### Fragmento del texto
****************

Una Audrey Hepburn en estado de gracia. De belleza olímpica. Tanto que te obliga a desempolvar la adarga del tatarabuelo y a lanzarte a ventas y caminos proclamando que no hay bajo el sol dama más bella, fuera de la simpar Dulcinea del Toboso. Una Audrey angelical, guiada por un no menos arrobador Gregory Peck, queda paralizada por la incertidumbre sobre si meter la mano en la Boca de la Verdad: una antigua leyenda rezaba que un marido cornuto ma non riconosciuto, dudando de la honestidad de su esposa, la condujo hasta este mascarón de época romana y la obligó a introducir la extremidad en la apabullante boca y jurar que le era fiel, en la creencia de que, si mentía, el monstruo se la aplastaría. La taimada, rodeada de gran expectación, fingió un desmayo y fue recogida precisamente por su amante. Tras reponerse, metió la mano y juró que sólo había estado en los brazos de su marido y en los del hombre que la acababa de sostener. La Bocca no la machacó. Desde aquello se acostumbró a obligar a jurar a los sospechosos de mentir metiendo su mano. Si la sacaban indemne, se ratificaba su inocencia.
En las ruinas del Estadio de Domiciano, a casi cinco metros bajo la Plaza Navona, se muestra otra “boca” singular. En este caso es urinario: se decía que si un hombre infiel metía el bálano por ahí al miccionar, una serpiente, oculta al otro lado, daba buena cuenta del mismo. Esta otra “Bocca” no se ha hecho tan famosa. Estará esperando a algún Peck que quiera impresionar a su Audrey.

****************

### Conjunto de datos
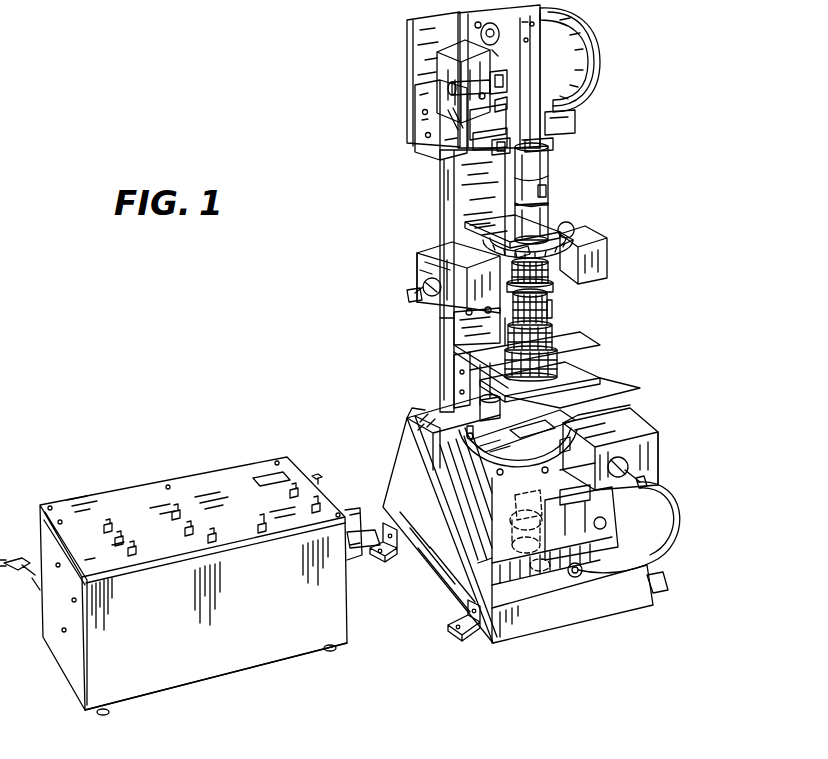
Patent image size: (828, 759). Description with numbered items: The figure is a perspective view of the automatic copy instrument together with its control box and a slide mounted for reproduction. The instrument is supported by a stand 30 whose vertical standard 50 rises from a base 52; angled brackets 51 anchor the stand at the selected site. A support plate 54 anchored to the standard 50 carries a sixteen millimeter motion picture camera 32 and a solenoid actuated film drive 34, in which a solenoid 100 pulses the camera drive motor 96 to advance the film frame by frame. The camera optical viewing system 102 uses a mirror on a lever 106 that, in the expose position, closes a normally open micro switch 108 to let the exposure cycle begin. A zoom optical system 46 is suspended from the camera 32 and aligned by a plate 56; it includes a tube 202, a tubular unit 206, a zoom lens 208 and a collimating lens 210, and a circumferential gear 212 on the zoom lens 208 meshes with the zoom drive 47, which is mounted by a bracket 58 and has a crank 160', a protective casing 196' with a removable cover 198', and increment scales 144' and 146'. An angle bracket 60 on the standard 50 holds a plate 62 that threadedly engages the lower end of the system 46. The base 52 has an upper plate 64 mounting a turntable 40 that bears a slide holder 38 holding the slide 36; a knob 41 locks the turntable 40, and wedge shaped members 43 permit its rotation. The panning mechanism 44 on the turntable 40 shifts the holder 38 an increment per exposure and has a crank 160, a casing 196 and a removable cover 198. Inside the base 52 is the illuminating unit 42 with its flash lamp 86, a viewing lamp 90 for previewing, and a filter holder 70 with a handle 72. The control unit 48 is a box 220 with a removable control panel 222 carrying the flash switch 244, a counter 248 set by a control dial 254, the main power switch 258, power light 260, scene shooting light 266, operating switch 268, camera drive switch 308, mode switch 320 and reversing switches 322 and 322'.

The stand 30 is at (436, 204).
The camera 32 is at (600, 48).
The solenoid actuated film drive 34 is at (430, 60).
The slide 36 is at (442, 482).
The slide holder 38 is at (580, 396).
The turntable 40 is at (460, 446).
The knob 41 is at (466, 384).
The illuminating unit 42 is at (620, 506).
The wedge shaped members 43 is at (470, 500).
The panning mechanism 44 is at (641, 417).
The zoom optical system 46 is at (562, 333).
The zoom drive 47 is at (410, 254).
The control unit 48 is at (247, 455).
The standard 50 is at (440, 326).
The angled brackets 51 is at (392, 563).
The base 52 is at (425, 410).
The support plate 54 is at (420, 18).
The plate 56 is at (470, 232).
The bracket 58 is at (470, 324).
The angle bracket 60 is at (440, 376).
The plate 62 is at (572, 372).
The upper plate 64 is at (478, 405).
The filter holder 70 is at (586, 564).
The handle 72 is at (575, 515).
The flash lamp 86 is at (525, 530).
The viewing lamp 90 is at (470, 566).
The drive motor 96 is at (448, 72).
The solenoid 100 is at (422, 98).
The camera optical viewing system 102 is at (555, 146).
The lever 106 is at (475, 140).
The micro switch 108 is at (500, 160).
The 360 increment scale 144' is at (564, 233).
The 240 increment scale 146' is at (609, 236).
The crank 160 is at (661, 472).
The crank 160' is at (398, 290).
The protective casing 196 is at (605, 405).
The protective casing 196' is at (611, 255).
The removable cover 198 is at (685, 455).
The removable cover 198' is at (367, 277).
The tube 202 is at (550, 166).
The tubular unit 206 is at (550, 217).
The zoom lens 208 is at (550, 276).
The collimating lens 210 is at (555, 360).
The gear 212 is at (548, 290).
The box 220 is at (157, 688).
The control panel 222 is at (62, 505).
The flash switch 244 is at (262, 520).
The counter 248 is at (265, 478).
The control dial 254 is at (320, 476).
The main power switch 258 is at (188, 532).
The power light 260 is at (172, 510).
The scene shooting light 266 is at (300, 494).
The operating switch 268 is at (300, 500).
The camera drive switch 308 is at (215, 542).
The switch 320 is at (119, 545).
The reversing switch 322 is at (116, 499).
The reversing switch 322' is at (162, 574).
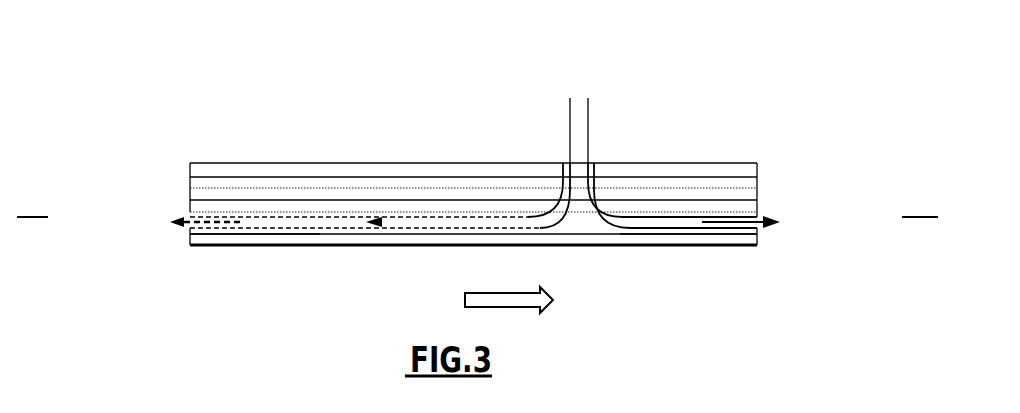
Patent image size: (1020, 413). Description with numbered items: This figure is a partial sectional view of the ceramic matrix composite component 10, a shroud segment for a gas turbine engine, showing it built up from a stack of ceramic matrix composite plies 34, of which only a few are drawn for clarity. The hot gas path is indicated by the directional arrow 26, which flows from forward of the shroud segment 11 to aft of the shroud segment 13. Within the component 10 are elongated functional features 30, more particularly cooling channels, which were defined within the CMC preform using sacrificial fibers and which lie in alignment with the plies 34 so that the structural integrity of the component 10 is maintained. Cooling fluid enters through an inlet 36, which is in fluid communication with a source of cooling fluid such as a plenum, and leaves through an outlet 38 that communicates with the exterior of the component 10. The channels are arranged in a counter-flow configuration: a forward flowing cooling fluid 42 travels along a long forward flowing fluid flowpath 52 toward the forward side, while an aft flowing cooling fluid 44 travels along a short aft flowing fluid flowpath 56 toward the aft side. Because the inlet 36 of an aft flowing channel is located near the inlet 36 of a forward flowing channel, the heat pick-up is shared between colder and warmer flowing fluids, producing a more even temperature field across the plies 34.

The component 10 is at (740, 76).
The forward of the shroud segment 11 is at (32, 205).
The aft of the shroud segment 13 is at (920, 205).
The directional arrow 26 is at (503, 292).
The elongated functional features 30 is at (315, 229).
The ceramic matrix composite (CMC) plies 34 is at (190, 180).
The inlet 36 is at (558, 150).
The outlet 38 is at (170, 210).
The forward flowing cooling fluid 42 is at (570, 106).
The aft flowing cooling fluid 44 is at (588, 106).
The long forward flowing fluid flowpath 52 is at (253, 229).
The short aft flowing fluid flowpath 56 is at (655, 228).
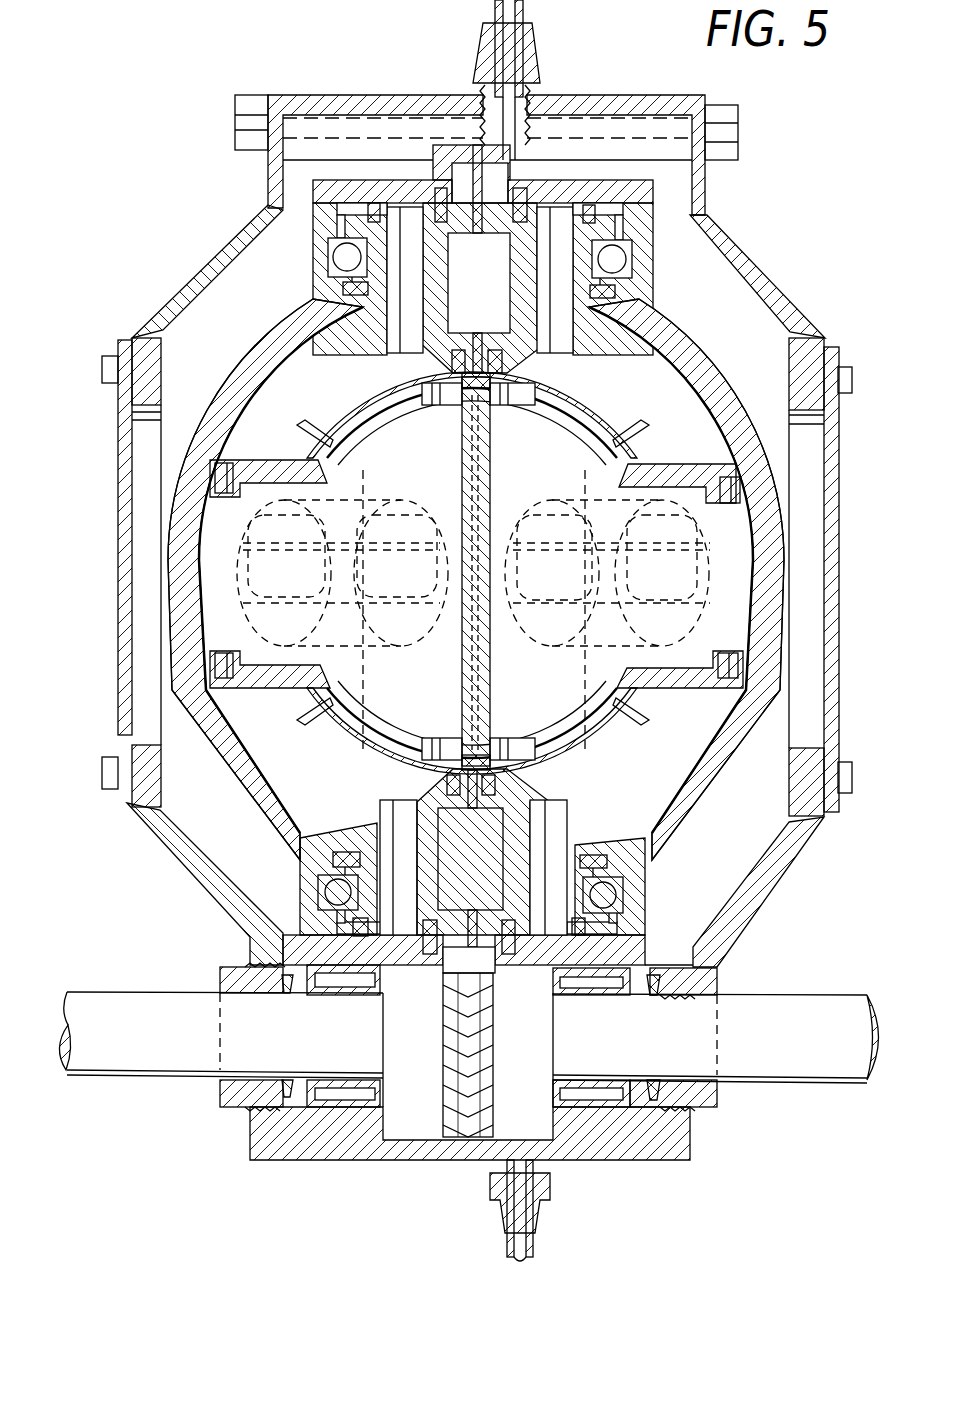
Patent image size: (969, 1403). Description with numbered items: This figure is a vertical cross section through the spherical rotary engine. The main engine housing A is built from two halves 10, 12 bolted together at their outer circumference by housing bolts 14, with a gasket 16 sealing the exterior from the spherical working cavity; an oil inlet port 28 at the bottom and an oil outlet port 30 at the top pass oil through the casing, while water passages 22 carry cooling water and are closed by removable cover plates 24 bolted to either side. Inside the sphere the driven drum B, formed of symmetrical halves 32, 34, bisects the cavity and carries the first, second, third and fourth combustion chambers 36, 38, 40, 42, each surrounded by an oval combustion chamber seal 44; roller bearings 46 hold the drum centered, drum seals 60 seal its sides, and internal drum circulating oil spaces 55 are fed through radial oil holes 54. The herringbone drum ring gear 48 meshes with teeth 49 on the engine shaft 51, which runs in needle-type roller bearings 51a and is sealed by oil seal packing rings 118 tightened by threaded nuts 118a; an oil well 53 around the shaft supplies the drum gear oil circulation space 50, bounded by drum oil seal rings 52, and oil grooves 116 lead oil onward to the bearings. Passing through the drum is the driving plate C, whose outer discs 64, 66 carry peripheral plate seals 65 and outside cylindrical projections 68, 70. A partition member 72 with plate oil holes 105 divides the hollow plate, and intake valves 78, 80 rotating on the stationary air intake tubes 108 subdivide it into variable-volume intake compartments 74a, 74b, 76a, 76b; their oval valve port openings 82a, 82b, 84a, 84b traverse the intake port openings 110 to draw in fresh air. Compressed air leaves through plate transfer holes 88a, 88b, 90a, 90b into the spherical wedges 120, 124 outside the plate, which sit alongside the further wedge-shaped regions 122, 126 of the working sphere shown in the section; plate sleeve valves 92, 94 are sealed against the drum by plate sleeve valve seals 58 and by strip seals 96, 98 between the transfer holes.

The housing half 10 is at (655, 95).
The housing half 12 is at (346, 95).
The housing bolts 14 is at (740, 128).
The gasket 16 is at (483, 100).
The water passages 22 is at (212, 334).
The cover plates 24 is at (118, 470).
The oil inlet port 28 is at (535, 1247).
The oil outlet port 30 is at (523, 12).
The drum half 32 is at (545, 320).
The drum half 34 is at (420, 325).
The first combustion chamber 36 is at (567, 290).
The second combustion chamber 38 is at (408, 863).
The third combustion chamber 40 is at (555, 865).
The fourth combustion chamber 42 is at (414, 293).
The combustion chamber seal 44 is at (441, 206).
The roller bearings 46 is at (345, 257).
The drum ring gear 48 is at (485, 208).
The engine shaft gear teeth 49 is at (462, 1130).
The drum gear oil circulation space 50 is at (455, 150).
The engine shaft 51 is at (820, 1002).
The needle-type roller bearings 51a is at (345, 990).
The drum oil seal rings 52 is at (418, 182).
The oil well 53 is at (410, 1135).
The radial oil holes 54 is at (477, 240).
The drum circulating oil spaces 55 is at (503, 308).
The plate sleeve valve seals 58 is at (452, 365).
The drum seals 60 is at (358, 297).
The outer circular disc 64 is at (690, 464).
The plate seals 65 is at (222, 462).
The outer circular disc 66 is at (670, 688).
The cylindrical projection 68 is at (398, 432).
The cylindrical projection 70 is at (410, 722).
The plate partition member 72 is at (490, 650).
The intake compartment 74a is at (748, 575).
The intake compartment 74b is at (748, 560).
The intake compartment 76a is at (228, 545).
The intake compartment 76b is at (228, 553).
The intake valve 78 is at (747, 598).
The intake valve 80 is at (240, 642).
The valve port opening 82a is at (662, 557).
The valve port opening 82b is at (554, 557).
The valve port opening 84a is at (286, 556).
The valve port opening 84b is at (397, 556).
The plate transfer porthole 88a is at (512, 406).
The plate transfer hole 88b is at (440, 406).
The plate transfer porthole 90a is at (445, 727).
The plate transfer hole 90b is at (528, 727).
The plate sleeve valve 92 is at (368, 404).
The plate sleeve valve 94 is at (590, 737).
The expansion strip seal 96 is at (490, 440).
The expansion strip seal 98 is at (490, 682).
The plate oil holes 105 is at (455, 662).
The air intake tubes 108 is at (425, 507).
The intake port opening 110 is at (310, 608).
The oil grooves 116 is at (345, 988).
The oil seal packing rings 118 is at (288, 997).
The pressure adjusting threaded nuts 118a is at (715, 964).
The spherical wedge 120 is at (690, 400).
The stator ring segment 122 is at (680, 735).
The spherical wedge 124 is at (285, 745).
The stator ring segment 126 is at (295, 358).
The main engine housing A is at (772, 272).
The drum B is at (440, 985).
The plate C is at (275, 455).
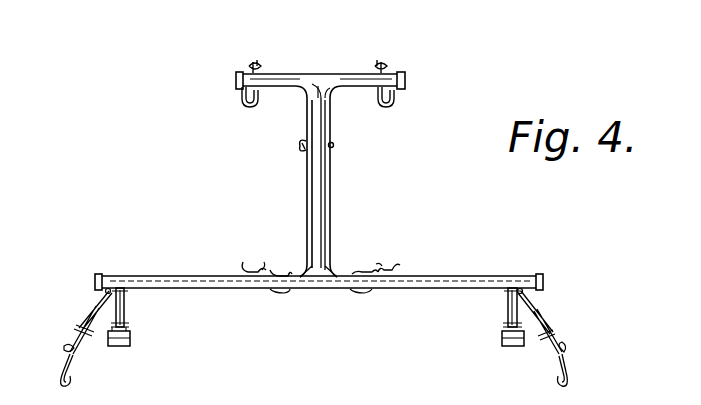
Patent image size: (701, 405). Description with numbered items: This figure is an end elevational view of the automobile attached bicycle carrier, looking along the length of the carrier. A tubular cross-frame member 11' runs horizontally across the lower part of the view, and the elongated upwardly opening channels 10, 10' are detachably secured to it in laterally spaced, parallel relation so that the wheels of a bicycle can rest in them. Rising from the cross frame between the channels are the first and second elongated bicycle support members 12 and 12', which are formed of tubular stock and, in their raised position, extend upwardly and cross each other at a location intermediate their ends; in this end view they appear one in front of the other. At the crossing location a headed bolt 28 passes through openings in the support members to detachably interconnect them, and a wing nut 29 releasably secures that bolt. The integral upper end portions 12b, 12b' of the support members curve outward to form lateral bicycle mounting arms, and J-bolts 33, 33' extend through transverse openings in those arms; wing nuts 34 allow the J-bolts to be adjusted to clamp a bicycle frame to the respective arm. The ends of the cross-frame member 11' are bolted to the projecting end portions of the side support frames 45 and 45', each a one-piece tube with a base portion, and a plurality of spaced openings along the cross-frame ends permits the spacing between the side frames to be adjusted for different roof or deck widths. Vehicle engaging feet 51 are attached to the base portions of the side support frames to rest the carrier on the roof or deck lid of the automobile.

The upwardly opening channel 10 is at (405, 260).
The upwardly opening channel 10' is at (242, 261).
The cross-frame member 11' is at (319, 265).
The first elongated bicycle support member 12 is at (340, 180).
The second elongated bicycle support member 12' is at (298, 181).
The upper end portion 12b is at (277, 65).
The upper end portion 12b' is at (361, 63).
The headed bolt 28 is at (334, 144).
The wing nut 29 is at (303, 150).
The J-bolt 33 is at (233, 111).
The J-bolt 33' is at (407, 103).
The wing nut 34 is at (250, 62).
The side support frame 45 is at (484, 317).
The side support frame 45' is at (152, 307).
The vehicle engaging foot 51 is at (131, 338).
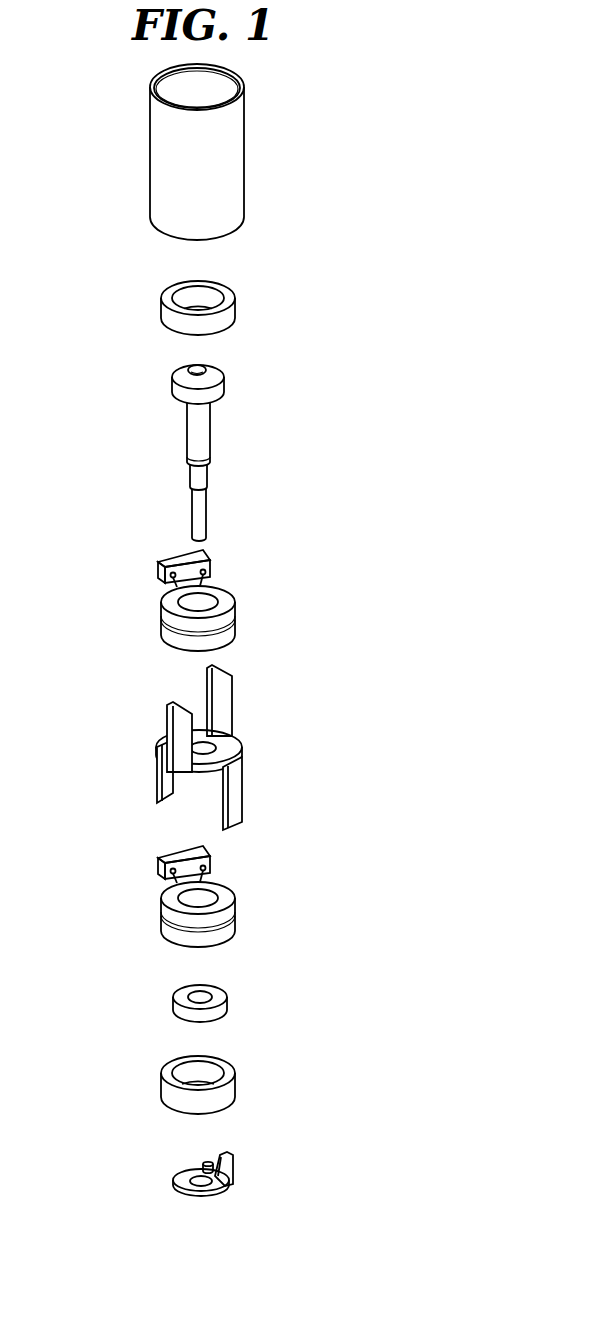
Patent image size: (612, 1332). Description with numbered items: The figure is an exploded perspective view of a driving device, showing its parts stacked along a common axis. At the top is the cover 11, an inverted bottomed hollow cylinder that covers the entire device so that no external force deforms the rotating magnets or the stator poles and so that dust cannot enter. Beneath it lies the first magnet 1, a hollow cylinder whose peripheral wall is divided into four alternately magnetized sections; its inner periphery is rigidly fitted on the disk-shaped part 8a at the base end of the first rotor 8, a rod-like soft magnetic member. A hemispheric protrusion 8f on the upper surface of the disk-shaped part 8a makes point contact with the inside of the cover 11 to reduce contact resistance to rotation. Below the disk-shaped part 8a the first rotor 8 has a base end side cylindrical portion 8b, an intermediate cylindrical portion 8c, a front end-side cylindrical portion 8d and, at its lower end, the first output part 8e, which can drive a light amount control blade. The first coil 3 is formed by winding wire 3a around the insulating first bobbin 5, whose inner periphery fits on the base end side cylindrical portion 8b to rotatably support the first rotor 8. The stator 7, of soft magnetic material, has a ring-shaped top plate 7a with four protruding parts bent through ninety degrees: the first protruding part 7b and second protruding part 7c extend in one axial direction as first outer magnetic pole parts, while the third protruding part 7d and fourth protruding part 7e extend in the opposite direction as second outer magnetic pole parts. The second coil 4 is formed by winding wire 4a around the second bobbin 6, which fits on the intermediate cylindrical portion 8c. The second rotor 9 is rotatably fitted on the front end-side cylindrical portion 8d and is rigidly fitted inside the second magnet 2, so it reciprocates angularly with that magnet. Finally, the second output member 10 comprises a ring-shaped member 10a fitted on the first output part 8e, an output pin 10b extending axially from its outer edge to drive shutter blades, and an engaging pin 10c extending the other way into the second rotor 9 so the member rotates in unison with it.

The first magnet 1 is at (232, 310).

****************

### Tareas por hacer
- a) En el texto sobre la Boca de la Verdad, ¿qué fingió la esposa antes de meter la mano?
- b) Devuelve sin cambios todo lo que va desde "En las ruinas" hasta "a su Audrey." en el texto sobre la Boca de la Verdad.
- c) Prolonga el texto sobre la Boca de la Verdad a partir de donde termina.

### Ejercicios resueltos
- a) Un desmayo.

- b)
En las ruinas del Estadio de Domiciano, a casi cinco metros bajo la Plaza Navona, se muestra otra “boca” singular. En este caso es urinario: se decía que si un hombre infiel metía el bálano por ahí al miccionar, una serpiente, oculta al otro lado, daba buena cuenta del mismo. Esta otra “Bocca” no se ha hecho tan famosa. Estará esperando a algún Peck que quiera impresionar a su Audrey.

- c)
Lo triste es que bastantes de esos neonarcisos que se retratan ante la Bocca della Verità ni siquiera sentirán el aguijón de penetrar en el interior de la iglesia, cuyo pórtico la resguarda. Se perderán una maravilla. No por su exuberancia. Santa María in Cosmedin no es, ni lo pretende, Santa María Maggiore, que con su profusión de dorados, mármoles y otras pedrerías apabulla al viator. Es una iglesia humilde, hecha con retales de construcciones pretéritas, reutilizadas por sus sucesivos constructores a la hora de tejer un tapiz arquitectónico que arrebata.
Se reutilizaron columnas, pilastras y muros del antiguo templo de Hercules Pompeianus y de la Statio Annonae, uno de los centros de distribución gratuita del grano en la antigua Roma, erigido en el populoso Foro Boario, al amparo del Ara Máxima de Hércules Invicto. Es un regalo observar la disparidad de estilos de las diversas columnas y pilastras. Lo bien que armonizan para alumbrar un caleidoscopio en el que un capitel corintio algo destartalado ha sido esquejado sobre un fuste liso sin desentonar con su columna gemela, que viste un tronco acanalado rememorando a una patricia ataviada con un peplo. Arraigan ambas sobre un suelo cosmatesco, ideado por la ancestral familia de los Cosmati, que reutilizaron mármoles preciosos de ruinas anteriores para ensamblarlos y remedar figuras geométricas con las que formar un pavimento prodigioso que realza las estructuras a las que sustenta.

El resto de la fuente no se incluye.